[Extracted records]
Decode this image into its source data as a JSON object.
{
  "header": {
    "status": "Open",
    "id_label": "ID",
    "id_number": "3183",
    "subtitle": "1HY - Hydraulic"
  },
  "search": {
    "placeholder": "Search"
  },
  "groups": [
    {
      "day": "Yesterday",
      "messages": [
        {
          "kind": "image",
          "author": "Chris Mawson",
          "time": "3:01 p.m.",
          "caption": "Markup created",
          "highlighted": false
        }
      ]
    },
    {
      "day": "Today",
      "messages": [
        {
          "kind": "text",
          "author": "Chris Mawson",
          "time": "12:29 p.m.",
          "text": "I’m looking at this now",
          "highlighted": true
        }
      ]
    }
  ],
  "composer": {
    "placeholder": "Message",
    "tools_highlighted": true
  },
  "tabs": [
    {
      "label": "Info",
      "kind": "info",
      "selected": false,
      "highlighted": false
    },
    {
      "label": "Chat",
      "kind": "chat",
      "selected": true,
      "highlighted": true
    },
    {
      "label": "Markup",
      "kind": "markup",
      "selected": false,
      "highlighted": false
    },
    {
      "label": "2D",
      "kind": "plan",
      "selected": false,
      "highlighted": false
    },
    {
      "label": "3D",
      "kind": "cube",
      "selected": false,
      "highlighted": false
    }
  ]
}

-- WHAT NEEDS TO BE DONE --
From the records above, pick out and copy each line holding the word "image".

-- SOLUTION TO THIS PROBLEM --
Decode this image into its source data as a JSON object.
          "kind": "image",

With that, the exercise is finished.